* start ITEMS *

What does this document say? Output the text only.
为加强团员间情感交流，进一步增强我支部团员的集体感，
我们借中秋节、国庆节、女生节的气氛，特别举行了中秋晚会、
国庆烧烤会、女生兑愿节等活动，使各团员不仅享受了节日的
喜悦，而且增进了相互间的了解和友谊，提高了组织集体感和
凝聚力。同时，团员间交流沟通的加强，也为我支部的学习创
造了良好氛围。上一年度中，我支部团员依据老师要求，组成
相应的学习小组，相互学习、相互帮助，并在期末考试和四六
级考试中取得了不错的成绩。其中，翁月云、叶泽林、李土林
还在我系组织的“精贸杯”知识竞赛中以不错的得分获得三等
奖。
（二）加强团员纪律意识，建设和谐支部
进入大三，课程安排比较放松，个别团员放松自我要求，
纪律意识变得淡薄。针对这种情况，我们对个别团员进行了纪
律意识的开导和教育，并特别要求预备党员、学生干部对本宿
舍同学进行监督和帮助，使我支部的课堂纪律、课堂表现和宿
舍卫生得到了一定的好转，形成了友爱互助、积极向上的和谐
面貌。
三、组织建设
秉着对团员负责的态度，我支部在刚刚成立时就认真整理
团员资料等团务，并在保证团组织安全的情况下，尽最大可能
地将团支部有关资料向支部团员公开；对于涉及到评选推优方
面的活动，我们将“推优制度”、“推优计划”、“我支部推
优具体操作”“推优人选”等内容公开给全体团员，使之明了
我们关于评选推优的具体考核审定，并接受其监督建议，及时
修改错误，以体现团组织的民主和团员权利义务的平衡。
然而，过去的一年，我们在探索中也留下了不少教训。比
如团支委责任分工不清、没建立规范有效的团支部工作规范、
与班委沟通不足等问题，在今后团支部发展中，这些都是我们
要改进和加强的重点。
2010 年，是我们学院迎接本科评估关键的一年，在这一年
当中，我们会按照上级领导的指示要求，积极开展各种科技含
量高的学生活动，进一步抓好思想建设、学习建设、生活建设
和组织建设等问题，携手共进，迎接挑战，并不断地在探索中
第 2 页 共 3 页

* end ITEMS *

EXERCISE INSTRUCTIONS. Restate every record exactly, leaving nothing out.

EXERCISE OUTPUT.
What does this document say? Output the text only.
为加强团员间情感交流，进一步增强我支部团员的集体感，
我们借中秋节、国庆节、女生节的气氛，特别举行了中秋晚会、
国庆烧烤会、女生兑愿节等活动，使各团员不仅享受了节日的
喜悦，而且增进了相互间的了解和友谊，提高了组织集体感和
凝聚力。同时，团员间交流沟通的加强，也为我支部的学习创
造了良好氛围。上一年度中，我支部团员依据老师要求，组成
相应的学习小组，相互学习、相互帮助，并在期末考试和四六
级考试中取得了不错的成绩。其中，翁月云、叶泽林、李土林
还在我系组织的“精贸杯”知识竞赛中以不错的得分获得三等
奖。
（二）加强团员纪律意识，建设和谐支部
进入大三，课程安排比较放松，个别团员放松自我要求，
纪律意识变得淡薄。针对这种情况，我们对个别团员进行了纪
律意识的开导和教育，并特别要求预备党员、学生干部对本宿
舍同学进行监督和帮助，使我支部的课堂纪律、课堂表现和宿
舍卫生得到了一定的好转，形成了友爱互助、积极向上的和谐
面貌。
三、组织建设
秉着对团员负责的态度，我支部在刚刚成立时就认真整理
团员资料等团务，并在保证团组织安全的情况下，尽最大可能
地将团支部有关资料向支部团员公开；对于涉及到评选推优方
面的活动，我们将“推优制度”、“推优计划”、“我支部推
优具体操作”“推优人选”等内容公开给全体团员，使之明了
我们关于评选推优的具体考核审定，并接受其监督建议，及时
修改错误，以体现团组织的民主和团员权利义务的平衡。
然而，过去的一年，我们在探索中也留下了不少教训。比
如团支委责任分工不清、没建立规范有效的团支部工作规范、
与班委沟通不足等问题，在今后团支部发展中，这些都是我们
要改进和加强的重点。
2010 年，是我们学院迎接本科评估关键的一年，在这一年
当中，我们会按照上级领导的指示要求，积极开展各种科技含
量高的学生活动，进一步抓好思想建设、学习建设、生活建设
和组织建设等问题，携手共进，迎接挑战，并不断地在探索中
第 2 页 共 3 页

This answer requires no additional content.